▶ **Aim**:
Reproduce all records verbatim.

[Extracted data entries]

· · · · ·

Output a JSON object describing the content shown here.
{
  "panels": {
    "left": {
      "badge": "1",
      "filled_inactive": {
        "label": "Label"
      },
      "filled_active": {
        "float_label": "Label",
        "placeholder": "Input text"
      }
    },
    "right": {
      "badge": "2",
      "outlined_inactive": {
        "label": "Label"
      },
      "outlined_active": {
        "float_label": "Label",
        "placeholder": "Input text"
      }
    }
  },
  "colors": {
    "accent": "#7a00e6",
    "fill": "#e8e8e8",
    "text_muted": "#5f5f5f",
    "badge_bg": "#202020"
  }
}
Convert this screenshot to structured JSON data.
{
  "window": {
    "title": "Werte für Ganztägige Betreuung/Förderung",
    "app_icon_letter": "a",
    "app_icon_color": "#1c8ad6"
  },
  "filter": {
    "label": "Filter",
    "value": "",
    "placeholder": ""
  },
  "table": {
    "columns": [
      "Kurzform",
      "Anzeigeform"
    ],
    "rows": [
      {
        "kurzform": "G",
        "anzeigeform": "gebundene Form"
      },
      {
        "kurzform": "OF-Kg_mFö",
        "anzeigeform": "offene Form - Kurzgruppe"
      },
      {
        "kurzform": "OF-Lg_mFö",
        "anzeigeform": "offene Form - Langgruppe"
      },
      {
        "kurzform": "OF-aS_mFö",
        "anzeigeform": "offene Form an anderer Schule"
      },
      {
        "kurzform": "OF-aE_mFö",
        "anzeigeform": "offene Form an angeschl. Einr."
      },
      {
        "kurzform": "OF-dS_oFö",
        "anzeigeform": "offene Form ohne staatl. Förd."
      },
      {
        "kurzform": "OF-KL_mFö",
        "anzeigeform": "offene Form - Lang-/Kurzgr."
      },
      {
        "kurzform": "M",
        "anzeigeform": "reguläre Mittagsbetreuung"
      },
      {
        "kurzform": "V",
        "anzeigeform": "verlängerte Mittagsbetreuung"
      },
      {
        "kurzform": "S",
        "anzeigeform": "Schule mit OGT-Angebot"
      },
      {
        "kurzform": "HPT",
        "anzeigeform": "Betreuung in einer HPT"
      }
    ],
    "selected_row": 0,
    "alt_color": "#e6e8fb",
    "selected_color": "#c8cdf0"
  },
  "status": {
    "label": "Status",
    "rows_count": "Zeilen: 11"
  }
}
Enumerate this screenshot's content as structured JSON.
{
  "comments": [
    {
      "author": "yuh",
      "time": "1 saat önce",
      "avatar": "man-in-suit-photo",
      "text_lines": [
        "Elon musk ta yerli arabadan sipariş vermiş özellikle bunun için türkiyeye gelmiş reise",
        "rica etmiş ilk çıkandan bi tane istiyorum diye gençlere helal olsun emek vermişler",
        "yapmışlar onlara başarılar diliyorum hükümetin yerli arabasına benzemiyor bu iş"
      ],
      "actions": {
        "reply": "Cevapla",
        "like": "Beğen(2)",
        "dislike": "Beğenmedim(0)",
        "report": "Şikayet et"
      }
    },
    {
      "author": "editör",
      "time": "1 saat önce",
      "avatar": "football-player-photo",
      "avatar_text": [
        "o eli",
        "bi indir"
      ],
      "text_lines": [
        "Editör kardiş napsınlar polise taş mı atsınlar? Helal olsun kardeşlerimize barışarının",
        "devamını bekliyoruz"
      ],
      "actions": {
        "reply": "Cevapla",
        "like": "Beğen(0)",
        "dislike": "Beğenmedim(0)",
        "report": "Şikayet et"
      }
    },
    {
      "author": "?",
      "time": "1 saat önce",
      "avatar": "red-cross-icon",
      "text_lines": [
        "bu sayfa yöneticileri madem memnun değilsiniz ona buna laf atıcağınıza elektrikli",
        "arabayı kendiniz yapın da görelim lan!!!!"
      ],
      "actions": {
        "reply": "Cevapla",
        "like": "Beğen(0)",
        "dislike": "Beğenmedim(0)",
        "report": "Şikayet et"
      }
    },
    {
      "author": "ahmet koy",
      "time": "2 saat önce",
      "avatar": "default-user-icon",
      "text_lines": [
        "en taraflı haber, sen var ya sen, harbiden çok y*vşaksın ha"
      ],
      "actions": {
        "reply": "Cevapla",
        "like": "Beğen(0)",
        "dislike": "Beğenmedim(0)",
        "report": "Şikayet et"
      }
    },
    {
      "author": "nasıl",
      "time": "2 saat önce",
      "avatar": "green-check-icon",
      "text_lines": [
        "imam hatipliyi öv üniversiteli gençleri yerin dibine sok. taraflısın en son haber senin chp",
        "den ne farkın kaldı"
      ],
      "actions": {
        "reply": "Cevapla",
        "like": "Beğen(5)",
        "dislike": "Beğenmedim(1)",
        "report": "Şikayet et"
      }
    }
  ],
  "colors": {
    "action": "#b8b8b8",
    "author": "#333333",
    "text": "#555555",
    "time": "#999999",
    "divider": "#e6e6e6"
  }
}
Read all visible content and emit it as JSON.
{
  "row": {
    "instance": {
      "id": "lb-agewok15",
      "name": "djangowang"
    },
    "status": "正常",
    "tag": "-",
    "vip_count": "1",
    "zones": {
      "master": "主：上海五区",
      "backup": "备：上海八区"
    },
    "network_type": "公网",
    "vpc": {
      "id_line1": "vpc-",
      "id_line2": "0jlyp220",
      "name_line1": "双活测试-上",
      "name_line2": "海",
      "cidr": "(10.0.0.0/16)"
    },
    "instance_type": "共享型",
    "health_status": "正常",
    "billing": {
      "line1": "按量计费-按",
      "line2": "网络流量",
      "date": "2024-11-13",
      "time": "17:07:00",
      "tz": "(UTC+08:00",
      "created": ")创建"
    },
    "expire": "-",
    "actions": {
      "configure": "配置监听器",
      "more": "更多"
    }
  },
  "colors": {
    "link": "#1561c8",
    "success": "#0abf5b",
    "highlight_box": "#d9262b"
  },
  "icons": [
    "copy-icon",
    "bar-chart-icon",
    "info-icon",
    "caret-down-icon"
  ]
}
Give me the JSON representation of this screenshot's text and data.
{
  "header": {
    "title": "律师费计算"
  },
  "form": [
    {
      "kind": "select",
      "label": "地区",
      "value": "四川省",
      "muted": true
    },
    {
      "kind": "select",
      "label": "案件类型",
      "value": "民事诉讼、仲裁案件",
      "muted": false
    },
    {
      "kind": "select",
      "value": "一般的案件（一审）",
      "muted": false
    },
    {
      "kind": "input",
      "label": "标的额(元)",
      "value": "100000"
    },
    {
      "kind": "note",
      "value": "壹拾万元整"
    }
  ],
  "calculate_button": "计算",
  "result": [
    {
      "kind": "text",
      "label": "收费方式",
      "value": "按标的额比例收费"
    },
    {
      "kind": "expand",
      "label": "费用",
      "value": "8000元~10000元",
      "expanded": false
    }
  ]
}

· · · · ·

▶ **Complete output**:
Output a JSON object describing the content shown here.
{
  "panels": {
    "left": {
      "badge": "1",
      "filled_inactive": {
        "label": "Label"
      },
      "filled_active": {
        "float_label": "Label",
        "placeholder": "Input text"
      }
    },
    "right": {
      "badge": "2",
      "outlined_inactive": {
        "label": "Label"
      },
      "outlined_active": {
        "float_label": "Label",
        "placeholder": "Input text"
      }
    }
  },
  "colors": {
    "accent": "#7a00e6",
    "fill": "#e8e8e8",
    "text_muted": "#5f5f5f",
    "badge_bg": "#202020"
  }
}
Convert this screenshot to structured JSON data.
{
  "window": {
    "title": "Werte für Ganztägige Betreuung/Förderung",
    "app_icon_letter": "a",
    "app_icon_color": "#1c8ad6"
  },
  "filter": {
    "label": "Filter",
    "value": "",
    "placeholder": ""
  },
  "table": {
    "columns": [
      "Kurzform",
      "Anzeigeform"
    ],
    "rows": [
      {
        "kurzform": "G",
        "anzeigeform": "gebundene Form"
      },
      {
        "kurzform": "OF-Kg_mFö",
        "anzeigeform": "offene Form - Kurzgruppe"
      },
      {
        "kurzform": "OF-Lg_mFö",
        "anzeigeform": "offene Form - Langgruppe"
      },
      {
        "kurzform": "OF-aS_mFö",
        "anzeigeform": "offene Form an anderer Schule"
      },
      {
        "kurzform": "OF-aE_mFö",
        "anzeigeform": "offene Form an angeschl. Einr."
      },
      {
        "kurzform": "OF-dS_oFö",
        "anzeigeform": "offene Form ohne staatl. Förd."
      },
      {
        "kurzform": "OF-KL_mFö",
        "anzeigeform": "offene Form - Lang-/Kurzgr."
      },
      {
        "kurzform": "M",
        "anzeigeform": "reguläre Mittagsbetreuung"
      },
      {
        "kurzform": "V",
        "anzeigeform": "verlängerte Mittagsbetreuung"
      },
      {
        "kurzform": "S",
        "anzeigeform": "Schule mit OGT-Angebot"
      },
      {
        "kurzform": "HPT",
        "anzeigeform": "Betreuung in einer HPT"
      }
    ],
    "selected_row": 0,
    "alt_color": "#e6e8fb",
    "selected_color": "#c8cdf0"
  },
  "status": {
    "label": "Status",
    "rows_count": "Zeilen: 11"
  }
}
Enumerate this screenshot's content as structured JSON.
{
  "comments": [
    {
      "author": "yuh",
      "time": "1 saat önce",
      "avatar": "man-in-suit-photo",
      "text_lines": [
        "Elon musk ta yerli arabadan sipariş vermiş özellikle bunun için türkiyeye gelmiş reise",
        "rica etmiş ilk çıkandan bi tane istiyorum diye gençlere helal olsun emek vermişler",
        "yapmışlar onlara başarılar diliyorum hükümetin yerli arabasına benzemiyor bu iş"
      ],
      "actions": {
        "reply": "Cevapla",
        "like": "Beğen(2)",
        "dislike": "Beğenmedim(0)",
        "report": "Şikayet et"
      }
    },
    {
      "author": "editör",
      "time": "1 saat önce",
      "avatar": "football-player-photo",
      "avatar_text": [
        "o eli",
        "bi indir"
      ],
      "text_lines": [
        "Editör kardiş napsınlar polise taş mı atsınlar? Helal olsun kardeşlerimize barışarının",
        "devamını bekliyoruz"
      ],
      "actions": {
        "reply": "Cevapla",
        "like": "Beğen(0)",
        "dislike": "Beğenmedim(0)",
        "report": "Şikayet et"
      }
    },
    {
      "author": "?",
      "time": "1 saat önce",
      "avatar": "red-cross-icon",
      "text_lines": [
        "bu sayfa yöneticileri madem memnun değilsiniz ona buna laf atıcağınıza elektrikli",
        "arabayı kendiniz yapın da görelim lan!!!!"
      ],
      "actions": {
        "reply": "Cevapla",
        "like": "Beğen(0)",
        "dislike": "Beğenmedim(0)",
        "report": "Şikayet et"
      }
    },
    {
      "author": "ahmet koy",
      "time": "2 saat önce",
      "avatar": "default-user-icon",
      "text_lines": [
        "en taraflı haber, sen var ya sen, harbiden çok y*vşaksın ha"
      ],
      "actions": {
        "reply": "Cevapla",
        "like": "Beğen(0)",
        "dislike": "Beğenmedim(0)",
        "report": "Şikayet et"
      }
    },
    {
      "author": "nasıl",
      "time": "2 saat önce",
      "avatar": "green-check-icon",
      "text_lines": [
        "imam hatipliyi öv üniversiteli gençleri yerin dibine sok. taraflısın en son haber senin chp",
        "den ne farkın kaldı"
      ],
      "actions": {
        "reply": "Cevapla",
        "like": "Beğen(5)",
        "dislike": "Beğenmedim(1)",
        "report": "Şikayet et"
      }
    }
  ],
  "colors": {
    "action": "#b8b8b8",
    "author": "#333333",
    "text": "#555555",
    "time": "#999999",
    "divider": "#e6e6e6"
  }
}
Read all visible content and emit it as JSON.
{
  "row": {
    "instance": {
      "id": "lb-agewok15",
      "name": "djangowang"
    },
    "status": "正常",
    "tag": "-",
    "vip_count": "1",
    "zones": {
      "master": "主：上海五区",
      "backup": "备：上海八区"
    },
    "network_type": "公网",
    "vpc": {
      "id_line1": "vpc-",
      "id_line2": "0jlyp220",
      "name_line1": "双活测试-上",
      "name_line2": "海",
      "cidr": "(10.0.0.0/16)"
    },
    "instance_type": "共享型",
    "health_status": "正常",
    "billing": {
      "line1": "按量计费-按",
      "line2": "网络流量",
      "date": "2024-11-13",
      "time": "17:07:00",
      "tz": "(UTC+08:00",
      "created": ")创建"
    },
    "expire": "-",
    "actions": {
      "configure": "配置监听器",
      "more": "更多"
    }
  },
  "colors": {
    "link": "#1561c8",
    "success": "#0abf5b",
    "highlight_box": "#d9262b"
  },
  "icons": [
    "copy-icon",
    "bar-chart-icon",
    "info-icon",
    "caret-down-icon"
  ]
}
Give me the JSON representation of this screenshot's text and data.
{
  "header": {
    "title": "律师费计算"
  },
  "form": [
    {
      "kind": "select",
      "label": "地区",
      "value": "四川省",
      "muted": true
    },
    {
      "kind": "select",
      "label": "案件类型",
      "value": "民事诉讼、仲裁案件",
      "muted": false
    },
    {
      "kind": "select",
      "value": "一般的案件（一审）",
      "muted": false
    },
    {
      "kind": "input",
      "label": "标的额(元)",
      "value": "100000"
    },
    {
      "kind": "note",
      "value": "壹拾万元整"
    }
  ],
  "calculate_button": "计算",
  "result": [
    {
      "kind": "text",
      "label": "收费方式",
      "value": "按标的额比例收费"
    },
    {
      "kind": "expand",
      "label": "费用",
      "value": "8000元~10000元",
      "expanded": false
    }
  ]
}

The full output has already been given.